╭─ RAW DATA

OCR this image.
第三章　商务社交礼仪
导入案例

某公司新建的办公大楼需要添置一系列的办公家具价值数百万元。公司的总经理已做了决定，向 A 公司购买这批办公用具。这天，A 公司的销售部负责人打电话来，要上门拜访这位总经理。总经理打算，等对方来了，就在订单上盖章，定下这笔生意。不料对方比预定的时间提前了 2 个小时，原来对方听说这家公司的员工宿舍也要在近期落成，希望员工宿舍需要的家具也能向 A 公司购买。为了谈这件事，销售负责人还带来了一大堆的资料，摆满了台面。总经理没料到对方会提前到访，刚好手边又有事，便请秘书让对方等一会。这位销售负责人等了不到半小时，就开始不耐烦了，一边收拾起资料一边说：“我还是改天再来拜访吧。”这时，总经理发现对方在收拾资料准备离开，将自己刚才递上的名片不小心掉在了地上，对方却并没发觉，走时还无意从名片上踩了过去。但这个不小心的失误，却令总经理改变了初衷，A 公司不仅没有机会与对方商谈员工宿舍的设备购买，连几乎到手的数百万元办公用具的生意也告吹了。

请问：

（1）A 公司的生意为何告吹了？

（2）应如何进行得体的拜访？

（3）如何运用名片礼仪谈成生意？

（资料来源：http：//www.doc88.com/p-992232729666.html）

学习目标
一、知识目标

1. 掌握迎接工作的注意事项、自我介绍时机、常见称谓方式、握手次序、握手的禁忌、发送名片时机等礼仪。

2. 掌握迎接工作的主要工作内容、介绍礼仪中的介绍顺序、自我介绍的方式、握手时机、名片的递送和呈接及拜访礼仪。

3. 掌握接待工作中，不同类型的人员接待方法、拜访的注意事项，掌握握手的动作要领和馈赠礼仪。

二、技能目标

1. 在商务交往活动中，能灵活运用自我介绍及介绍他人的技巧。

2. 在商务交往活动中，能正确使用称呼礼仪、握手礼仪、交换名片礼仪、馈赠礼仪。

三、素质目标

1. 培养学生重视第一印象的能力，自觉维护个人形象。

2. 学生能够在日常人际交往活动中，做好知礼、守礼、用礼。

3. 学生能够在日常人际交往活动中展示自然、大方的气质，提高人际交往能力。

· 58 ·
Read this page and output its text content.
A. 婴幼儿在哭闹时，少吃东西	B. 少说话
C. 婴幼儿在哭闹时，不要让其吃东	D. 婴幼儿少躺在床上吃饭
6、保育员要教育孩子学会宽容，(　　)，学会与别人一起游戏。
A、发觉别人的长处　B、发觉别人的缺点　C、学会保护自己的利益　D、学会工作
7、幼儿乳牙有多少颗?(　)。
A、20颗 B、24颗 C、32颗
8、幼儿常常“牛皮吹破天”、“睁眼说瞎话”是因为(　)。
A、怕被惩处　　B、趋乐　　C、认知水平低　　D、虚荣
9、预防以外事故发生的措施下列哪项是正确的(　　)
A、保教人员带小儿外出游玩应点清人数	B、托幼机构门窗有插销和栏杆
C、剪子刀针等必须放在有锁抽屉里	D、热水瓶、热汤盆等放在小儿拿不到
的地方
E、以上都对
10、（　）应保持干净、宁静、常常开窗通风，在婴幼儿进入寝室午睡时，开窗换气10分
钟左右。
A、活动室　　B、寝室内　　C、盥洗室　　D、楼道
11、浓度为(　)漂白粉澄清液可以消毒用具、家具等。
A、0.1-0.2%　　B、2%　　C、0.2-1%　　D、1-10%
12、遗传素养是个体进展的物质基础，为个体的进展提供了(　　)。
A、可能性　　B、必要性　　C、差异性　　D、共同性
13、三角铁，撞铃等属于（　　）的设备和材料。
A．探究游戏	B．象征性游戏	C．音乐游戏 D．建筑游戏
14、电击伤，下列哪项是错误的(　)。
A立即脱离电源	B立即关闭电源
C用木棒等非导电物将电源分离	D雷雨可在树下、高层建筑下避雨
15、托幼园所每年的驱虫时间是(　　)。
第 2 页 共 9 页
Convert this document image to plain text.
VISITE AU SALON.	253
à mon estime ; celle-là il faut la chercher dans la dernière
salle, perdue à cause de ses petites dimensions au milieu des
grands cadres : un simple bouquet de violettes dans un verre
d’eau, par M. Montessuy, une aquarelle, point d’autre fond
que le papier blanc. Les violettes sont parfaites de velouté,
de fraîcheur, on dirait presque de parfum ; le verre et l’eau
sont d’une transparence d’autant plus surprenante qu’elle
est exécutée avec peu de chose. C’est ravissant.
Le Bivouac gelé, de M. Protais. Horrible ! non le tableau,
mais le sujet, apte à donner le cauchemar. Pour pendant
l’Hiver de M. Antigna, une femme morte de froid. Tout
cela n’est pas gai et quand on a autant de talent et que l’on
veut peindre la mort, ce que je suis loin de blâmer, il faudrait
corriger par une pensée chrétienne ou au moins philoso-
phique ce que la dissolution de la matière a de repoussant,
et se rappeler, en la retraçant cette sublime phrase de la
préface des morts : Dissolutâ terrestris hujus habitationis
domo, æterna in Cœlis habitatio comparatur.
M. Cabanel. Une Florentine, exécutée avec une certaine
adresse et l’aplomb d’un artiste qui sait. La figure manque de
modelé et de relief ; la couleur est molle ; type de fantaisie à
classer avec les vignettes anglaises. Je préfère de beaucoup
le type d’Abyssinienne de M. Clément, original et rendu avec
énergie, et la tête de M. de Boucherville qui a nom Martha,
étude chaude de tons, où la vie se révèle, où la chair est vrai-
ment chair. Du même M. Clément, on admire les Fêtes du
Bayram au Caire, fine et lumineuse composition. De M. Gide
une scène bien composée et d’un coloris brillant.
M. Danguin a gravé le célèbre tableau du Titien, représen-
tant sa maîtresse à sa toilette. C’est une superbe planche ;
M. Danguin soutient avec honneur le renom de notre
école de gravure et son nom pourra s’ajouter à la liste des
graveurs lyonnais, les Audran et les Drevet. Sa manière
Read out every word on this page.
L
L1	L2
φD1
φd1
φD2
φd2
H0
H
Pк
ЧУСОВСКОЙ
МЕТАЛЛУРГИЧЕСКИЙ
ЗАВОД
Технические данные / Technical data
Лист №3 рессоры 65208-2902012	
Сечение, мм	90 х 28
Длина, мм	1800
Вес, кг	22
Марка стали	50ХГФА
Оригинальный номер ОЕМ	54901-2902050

╰─

Extract the complete data, matching each line exactly.

_RESULT OF THIS TASK_
OCR this image.
第三章　商务社交礼仪
导入案例

某公司新建的办公大楼需要添置一系列的办公家具价值数百万元。公司的总经理已做了决定，向 A 公司购买这批办公用具。这天，A 公司的销售部负责人打电话来，要上门拜访这位总经理。总经理打算，等对方来了，就在订单上盖章，定下这笔生意。不料对方比预定的时间提前了 2 个小时，原来对方听说这家公司的员工宿舍也要在近期落成，希望员工宿舍需要的家具也能向 A 公司购买。为了谈这件事，销售负责人还带来了一大堆的资料，摆满了台面。总经理没料到对方会提前到访，刚好手边又有事，便请秘书让对方等一会。这位销售负责人等了不到半小时，就开始不耐烦了，一边收拾起资料一边说：“我还是改天再来拜访吧。”这时，总经理发现对方在收拾资料准备离开，将自己刚才递上的名片不小心掉在了地上，对方却并没发觉，走时还无意从名片上踩了过去。但这个不小心的失误，却令总经理改变了初衷，A 公司不仅没有机会与对方商谈员工宿舍的设备购买，连几乎到手的数百万元办公用具的生意也告吹了。

请问：

（1）A 公司的生意为何告吹了？

（2）应如何进行得体的拜访？

（3）如何运用名片礼仪谈成生意？

（资料来源：http：//www.doc88.com/p-992232729666.html）

学习目标
一、知识目标

1. 掌握迎接工作的注意事项、自我介绍时机、常见称谓方式、握手次序、握手的禁忌、发送名片时机等礼仪。

2. 掌握迎接工作的主要工作内容、介绍礼仪中的介绍顺序、自我介绍的方式、握手时机、名片的递送和呈接及拜访礼仪。

3. 掌握接待工作中，不同类型的人员接待方法、拜访的注意事项，掌握握手的动作要领和馈赠礼仪。

二、技能目标

1. 在商务交往活动中，能灵活运用自我介绍及介绍他人的技巧。

2. 在商务交往活动中，能正确使用称呼礼仪、握手礼仪、交换名片礼仪、馈赠礼仪。

三、素质目标

1. 培养学生重视第一印象的能力，自觉维护个人形象。

2. 学生能够在日常人际交往活动中，做好知礼、守礼、用礼。

3. 学生能够在日常人际交往活动中展示自然、大方的气质，提高人际交往能力。

· 58 ·
Read this page and output its text content.
A. 婴幼儿在哭闹时，少吃东西	B. 少说话
C. 婴幼儿在哭闹时，不要让其吃东	D. 婴幼儿少躺在床上吃饭
6、保育员要教育孩子学会宽容，(　　)，学会与别人一起游戏。
A、发觉别人的长处　B、发觉别人的缺点　C、学会保护自己的利益　D、学会工作
7、幼儿乳牙有多少颗?(　)。
A、20颗 B、24颗 C、32颗
8、幼儿常常“牛皮吹破天”、“睁眼说瞎话”是因为(　)。
A、怕被惩处　　B、趋乐　　C、认知水平低　　D、虚荣
9、预防以外事故发生的措施下列哪项是正确的(　　)
A、保教人员带小儿外出游玩应点清人数	B、托幼机构门窗有插销和栏杆
C、剪子刀针等必须放在有锁抽屉里	D、热水瓶、热汤盆等放在小儿拿不到
的地方
E、以上都对
10、（　）应保持干净、宁静、常常开窗通风，在婴幼儿进入寝室午睡时，开窗换气10分
钟左右。
A、活动室　　B、寝室内　　C、盥洗室　　D、楼道
11、浓度为(　)漂白粉澄清液可以消毒用具、家具等。
A、0.1-0.2%　　B、2%　　C、0.2-1%　　D、1-10%
12、遗传素养是个体进展的物质基础，为个体的进展提供了(　　)。
A、可能性　　B、必要性　　C、差异性　　D、共同性
13、三角铁，撞铃等属于（　　）的设备和材料。
A．探究游戏	B．象征性游戏	C．音乐游戏 D．建筑游戏
14、电击伤，下列哪项是错误的(　)。
A立即脱离电源	B立即关闭电源
C用木棒等非导电物将电源分离	D雷雨可在树下、高层建筑下避雨
15、托幼园所每年的驱虫时间是(　　)。
第 2 页 共 9 页
Convert this document image to plain text.
VISITE AU SALON.	253
à mon estime ; celle-là il faut la chercher dans la dernière
salle, perdue à cause de ses petites dimensions au milieu des
grands cadres : un simple bouquet de violettes dans un verre
d’eau, par M. Montessuy, une aquarelle, point d’autre fond
que le papier blanc. Les violettes sont parfaites de velouté,
de fraîcheur, on dirait presque de parfum ; le verre et l’eau
sont d’une transparence d’autant plus surprenante qu’elle
est exécutée avec peu de chose. C’est ravissant.
Le Bivouac gelé, de M. Protais. Horrible ! non le tableau,
mais le sujet, apte à donner le cauchemar. Pour pendant
l’Hiver de M. Antigna, une femme morte de froid. Tout
cela n’est pas gai et quand on a autant de talent et que l’on
veut peindre la mort, ce que je suis loin de blâmer, il faudrait
corriger par une pensée chrétienne ou au moins philoso-
phique ce que la dissolution de la matière a de repoussant,
et se rappeler, en la retraçant cette sublime phrase de la
préface des morts : Dissolutâ terrestris hujus habitationis
domo, æterna in Cœlis habitatio comparatur.
M. Cabanel. Une Florentine, exécutée avec une certaine
adresse et l’aplomb d’un artiste qui sait. La figure manque de
modelé et de relief ; la couleur est molle ; type de fantaisie à
classer avec les vignettes anglaises. Je préfère de beaucoup
le type d’Abyssinienne de M. Clément, original et rendu avec
énergie, et la tête de M. de Boucherville qui a nom Martha,
étude chaude de tons, où la vie se révèle, où la chair est vrai-
ment chair. Du même M. Clément, on admire les Fêtes du
Bayram au Caire, fine et lumineuse composition. De M. Gide
une scène bien composée et d’un coloris brillant.
M. Danguin a gravé le célèbre tableau du Titien, représen-
tant sa maîtresse à sa toilette. C’est une superbe planche ;
M. Danguin soutient avec honneur le renom de notre
école de gravure et son nom pourra s’ajouter à la liste des
graveurs lyonnais, les Audran et les Drevet. Sa manière
Read out every word on this page.
L
L1	L2
φD1
φd1
φD2
φd2
H0
H
Pк
ЧУСОВСКОЙ
МЕТАЛЛУРГИЧЕСКИЙ
ЗАВОД
Технические данные / Technical data
Лист №3 рессоры 65208-2902012	
Сечение, мм	90 х 28
Длина, мм	1800
Вес, кг	22
Марка стали	50ХГФА
Оригинальный номер ОЕМ	54901-2902050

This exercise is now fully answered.